━━━ Data for this exercise
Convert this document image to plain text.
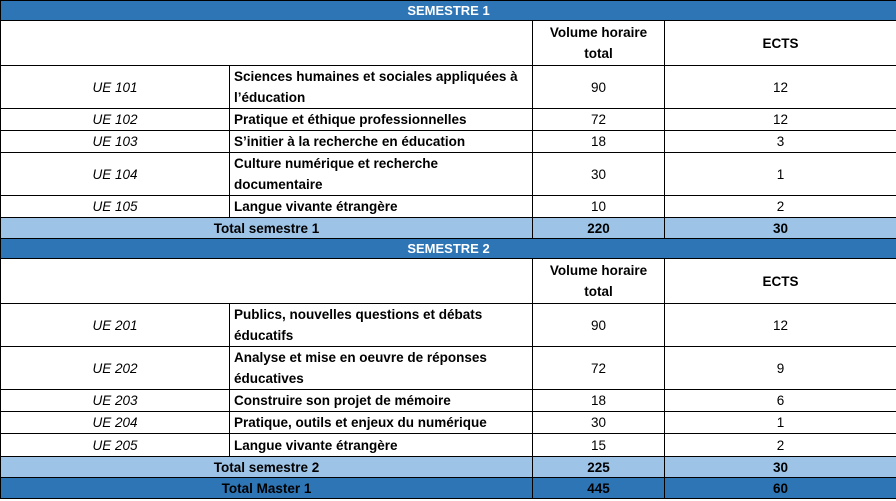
SEMESTRE 1			
		Volume horaire total	ECTS
UE 101	Sciences humaines et sociales appliquées à l’éducation	90	12
UE 102	Pratique et éthique professionnelles	72	12
UE 103	S’initier à la recherche en éducation	18	3
UE 104	Culture numérique et recherche documentaire	30	1
UE 105	Langue vivante étrangère	10	2
Total semestre 1		220	30
SEMESTRE 2			
		Volume horaire total	ECTS
UE 201	Publics, nouvelles questions et débats éducatifs	90	12
UE 202	Analyse et mise en oeuvre de réponses éducatives	72	9
UE 203	Construire son projet de mémoire	18	6
UE 204	Pratique, outils et enjeux du numérique	30	1
UE 205	Langue vivante étrangère	15	2
Total semestre 2		225	30
Total Master 1		445	60
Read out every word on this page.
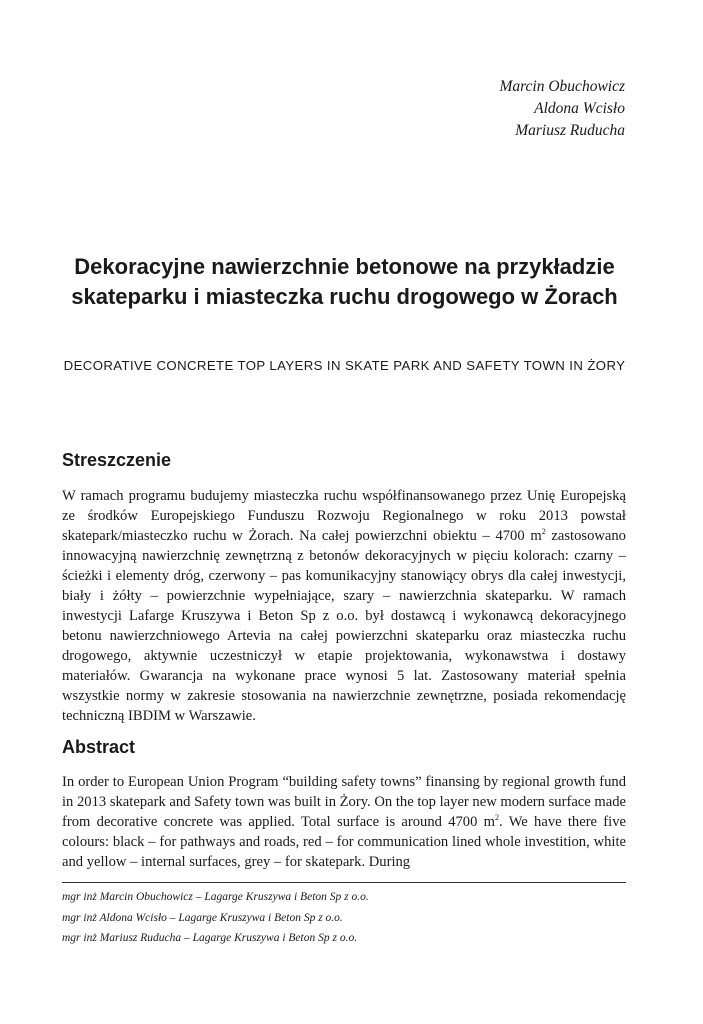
Marcin Obuchowicz
Aldona Wcisło
Mariusz Ruducha
Dekoracyjne nawierzchnie betonowe na przykładzie skateparku i miasteczka ruchu drogowego w Żorach
DECORATIVE CONCRETE TOP LAYERS IN SKATE PARK AND SAFETY TOWN IN ŻORY
Streszczenie
W ramach programu budujemy miasteczka ruchu współfinansowanego przez Unię Europejską ze środków Europejskiego Funduszu Rozwoju Regionalnego w roku 2013 powstał skatepark/miasteczko ruchu w Żorach. Na całej powierzchni obiektu – 4700 $m^2$ zastosowano innowacyjną nawierzchnię zewnętrzną z betonów dekoracyjnych w pięciu kolorach: czarny – ścieżki i elementy dróg, czerwony – pas komunikacyjny stanowiący obrys dla całej inwestycji, biały i żółty – powierzchnie wypełniające, szary – nawierzchnia skateparku. W ramach inwestycji Lafarge Kruszywa i Beton Sp z o.o. był dostawcą i wykonawcą dekoracyjnego betonu nawierzchniowego Artevia na całej powierzchni skateparku oraz miasteczka ruchu drogowego, aktywnie uczestniczył w etapie projektowania, wykonawstwa i dostawy materiałów. Gwarancja na wykonane prace wynosi 5 lat. Zastosowany materiał spełnia wszystkie normy w zakresie stosowania na nawierzchnie zewnętrzne, posiada rekomendację techniczną IBDIM w Warszawie.
Abstract
In order to European Union Program “building safety towns” finansing by regional growth fund in 2013 skatepark and Safety town was built in Żory. On the top layer new modern surface made from decorative concrete was applied. Total surface is around 4700 $m^2$. We have there five colours: black – for pathways and roads, red – for communication lined whole investition, white and yellow – internal surfaces, grey – for skatepark. During
mgr inż Marcin Obuchowicz – Lagarge Kruszywa i Beton Sp z o.o.
mgr inż Aldona Wcisło – Lagarge Kruszywa i Beton Sp z o.o.
mgr inż Mariusz Ruducha – Lagarge Kruszywa i Beton Sp z o.o.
━━━━━━
Work to complete
Which lines contain the word "Ruducha"? Return each of them.

Solution to the exercise
Mariusz Ruducha
mgr inż Mariusz Ruducha – Lagarge Kruszywa i Beton Sp z o.o.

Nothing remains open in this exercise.